§ **What you will do**:
Pick out the lines containing "legend".

§ **Given data**:

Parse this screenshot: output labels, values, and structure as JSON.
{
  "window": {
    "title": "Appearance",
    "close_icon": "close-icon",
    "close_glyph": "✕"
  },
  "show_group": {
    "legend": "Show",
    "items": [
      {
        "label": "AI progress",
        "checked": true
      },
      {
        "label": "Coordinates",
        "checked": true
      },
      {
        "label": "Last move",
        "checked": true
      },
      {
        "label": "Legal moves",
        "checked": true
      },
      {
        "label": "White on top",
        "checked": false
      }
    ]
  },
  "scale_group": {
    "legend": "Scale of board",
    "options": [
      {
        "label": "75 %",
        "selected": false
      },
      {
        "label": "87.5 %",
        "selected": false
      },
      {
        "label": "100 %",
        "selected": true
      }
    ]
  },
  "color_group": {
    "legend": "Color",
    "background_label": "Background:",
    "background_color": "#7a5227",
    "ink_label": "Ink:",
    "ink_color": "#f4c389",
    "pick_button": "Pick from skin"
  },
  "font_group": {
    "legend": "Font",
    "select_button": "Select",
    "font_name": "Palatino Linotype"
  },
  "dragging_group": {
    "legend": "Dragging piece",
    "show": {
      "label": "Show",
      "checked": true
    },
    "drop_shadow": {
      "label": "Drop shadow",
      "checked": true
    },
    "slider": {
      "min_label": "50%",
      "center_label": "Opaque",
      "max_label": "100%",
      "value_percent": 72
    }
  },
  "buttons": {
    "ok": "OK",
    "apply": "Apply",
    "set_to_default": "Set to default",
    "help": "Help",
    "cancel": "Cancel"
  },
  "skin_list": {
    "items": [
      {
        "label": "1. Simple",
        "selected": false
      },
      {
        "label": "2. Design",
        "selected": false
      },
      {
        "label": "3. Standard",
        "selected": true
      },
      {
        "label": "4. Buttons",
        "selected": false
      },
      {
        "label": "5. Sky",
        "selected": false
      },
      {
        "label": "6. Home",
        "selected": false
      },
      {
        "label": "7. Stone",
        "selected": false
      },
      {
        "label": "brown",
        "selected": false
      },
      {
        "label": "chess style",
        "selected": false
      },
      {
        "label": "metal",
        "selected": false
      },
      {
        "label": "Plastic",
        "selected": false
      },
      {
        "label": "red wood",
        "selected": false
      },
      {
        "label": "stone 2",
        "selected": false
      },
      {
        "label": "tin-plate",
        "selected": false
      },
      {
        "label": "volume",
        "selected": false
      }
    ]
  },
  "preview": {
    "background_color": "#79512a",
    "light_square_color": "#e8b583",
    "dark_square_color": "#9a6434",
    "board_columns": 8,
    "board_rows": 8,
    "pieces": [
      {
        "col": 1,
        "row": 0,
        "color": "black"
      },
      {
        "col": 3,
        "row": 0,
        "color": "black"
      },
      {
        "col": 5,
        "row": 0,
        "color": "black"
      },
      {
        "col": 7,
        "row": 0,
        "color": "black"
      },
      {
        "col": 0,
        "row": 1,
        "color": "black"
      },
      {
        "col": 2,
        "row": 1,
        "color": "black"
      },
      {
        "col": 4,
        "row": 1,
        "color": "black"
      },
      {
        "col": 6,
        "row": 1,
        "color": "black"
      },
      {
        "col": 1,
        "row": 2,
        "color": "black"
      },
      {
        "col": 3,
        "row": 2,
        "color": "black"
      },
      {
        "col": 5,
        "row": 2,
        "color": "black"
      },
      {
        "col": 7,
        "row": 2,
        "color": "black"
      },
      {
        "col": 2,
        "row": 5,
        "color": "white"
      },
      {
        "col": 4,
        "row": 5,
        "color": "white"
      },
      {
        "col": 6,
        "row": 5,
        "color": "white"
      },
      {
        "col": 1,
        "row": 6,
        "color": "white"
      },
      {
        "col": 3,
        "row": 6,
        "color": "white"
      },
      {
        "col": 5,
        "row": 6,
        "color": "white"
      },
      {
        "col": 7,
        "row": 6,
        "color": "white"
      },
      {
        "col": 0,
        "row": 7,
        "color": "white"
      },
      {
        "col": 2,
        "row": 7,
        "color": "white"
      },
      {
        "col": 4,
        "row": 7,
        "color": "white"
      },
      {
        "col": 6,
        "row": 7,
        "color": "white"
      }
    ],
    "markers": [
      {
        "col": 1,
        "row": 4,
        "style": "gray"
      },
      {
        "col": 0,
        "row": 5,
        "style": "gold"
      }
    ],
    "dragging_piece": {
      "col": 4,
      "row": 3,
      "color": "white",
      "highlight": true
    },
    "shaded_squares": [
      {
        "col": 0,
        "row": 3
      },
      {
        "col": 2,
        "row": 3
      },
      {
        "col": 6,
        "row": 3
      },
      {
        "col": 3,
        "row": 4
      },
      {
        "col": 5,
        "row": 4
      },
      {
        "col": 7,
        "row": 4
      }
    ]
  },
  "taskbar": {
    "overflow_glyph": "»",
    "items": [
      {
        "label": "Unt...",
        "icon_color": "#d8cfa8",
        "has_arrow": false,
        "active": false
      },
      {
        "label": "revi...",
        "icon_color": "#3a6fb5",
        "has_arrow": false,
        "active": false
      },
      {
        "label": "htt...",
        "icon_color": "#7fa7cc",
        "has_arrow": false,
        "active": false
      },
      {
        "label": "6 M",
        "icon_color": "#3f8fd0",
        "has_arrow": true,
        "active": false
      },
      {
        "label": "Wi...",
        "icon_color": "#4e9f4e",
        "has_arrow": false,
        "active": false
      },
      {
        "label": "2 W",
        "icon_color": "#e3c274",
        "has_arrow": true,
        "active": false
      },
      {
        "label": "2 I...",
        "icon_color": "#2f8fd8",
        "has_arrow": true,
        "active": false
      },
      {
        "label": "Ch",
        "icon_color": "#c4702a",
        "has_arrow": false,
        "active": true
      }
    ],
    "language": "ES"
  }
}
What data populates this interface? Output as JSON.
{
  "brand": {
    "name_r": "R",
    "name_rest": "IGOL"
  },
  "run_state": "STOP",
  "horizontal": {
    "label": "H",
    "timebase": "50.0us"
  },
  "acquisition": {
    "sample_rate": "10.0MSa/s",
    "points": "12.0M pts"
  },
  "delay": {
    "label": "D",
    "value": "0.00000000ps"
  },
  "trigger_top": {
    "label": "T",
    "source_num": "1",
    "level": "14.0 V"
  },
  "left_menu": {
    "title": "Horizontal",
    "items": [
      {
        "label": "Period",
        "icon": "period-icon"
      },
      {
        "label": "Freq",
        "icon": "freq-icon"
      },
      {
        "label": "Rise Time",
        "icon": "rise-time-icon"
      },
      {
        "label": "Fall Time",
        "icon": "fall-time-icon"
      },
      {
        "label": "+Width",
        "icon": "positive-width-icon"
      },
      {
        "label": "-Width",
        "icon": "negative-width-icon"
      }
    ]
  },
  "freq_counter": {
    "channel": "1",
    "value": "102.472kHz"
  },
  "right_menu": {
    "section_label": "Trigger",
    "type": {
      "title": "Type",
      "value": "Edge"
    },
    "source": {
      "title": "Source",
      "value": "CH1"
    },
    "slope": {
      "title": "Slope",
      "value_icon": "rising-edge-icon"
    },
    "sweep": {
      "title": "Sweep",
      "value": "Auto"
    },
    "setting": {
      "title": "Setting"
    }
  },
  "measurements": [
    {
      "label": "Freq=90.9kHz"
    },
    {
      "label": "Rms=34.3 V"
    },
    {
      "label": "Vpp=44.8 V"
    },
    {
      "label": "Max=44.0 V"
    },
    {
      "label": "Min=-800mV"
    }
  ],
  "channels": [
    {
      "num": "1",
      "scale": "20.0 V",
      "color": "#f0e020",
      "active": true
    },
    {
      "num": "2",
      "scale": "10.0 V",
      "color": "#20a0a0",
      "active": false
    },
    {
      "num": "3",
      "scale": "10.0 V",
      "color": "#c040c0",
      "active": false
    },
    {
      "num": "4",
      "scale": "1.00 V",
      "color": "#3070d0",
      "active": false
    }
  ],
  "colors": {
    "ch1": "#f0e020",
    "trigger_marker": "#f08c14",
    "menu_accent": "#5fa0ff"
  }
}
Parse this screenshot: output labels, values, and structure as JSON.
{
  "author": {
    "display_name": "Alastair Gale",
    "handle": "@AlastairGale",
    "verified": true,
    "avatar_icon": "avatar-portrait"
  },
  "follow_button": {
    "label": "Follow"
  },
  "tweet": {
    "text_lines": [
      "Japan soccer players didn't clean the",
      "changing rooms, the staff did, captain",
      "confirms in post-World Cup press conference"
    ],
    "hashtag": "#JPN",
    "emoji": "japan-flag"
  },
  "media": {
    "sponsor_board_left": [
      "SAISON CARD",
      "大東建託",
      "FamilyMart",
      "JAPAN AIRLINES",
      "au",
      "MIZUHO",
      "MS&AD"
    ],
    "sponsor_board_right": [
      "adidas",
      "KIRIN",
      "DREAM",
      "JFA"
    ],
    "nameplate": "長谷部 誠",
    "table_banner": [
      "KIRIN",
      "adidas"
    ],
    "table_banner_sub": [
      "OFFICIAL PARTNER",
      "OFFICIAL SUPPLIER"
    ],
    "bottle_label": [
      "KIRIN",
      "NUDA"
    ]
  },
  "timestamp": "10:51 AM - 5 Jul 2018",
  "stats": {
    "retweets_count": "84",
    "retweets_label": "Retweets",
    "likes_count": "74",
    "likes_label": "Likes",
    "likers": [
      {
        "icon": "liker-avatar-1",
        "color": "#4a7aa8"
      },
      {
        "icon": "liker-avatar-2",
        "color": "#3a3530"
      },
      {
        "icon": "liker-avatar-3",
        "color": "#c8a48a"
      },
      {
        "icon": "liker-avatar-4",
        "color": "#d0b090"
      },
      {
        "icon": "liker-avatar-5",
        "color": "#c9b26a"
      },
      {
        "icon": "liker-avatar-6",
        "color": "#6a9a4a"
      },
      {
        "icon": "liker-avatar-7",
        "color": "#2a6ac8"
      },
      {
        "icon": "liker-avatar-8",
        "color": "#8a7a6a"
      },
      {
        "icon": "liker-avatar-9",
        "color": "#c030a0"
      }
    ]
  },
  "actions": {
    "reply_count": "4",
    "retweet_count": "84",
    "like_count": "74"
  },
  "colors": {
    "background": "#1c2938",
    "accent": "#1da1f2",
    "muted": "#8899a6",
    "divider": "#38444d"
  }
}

§ **Problem solution**:
    "legend": "Show",
    "legend": "Scale of board",
    "legend": "Color",
    "legend": "Font",
    "legend": "Dragging piece",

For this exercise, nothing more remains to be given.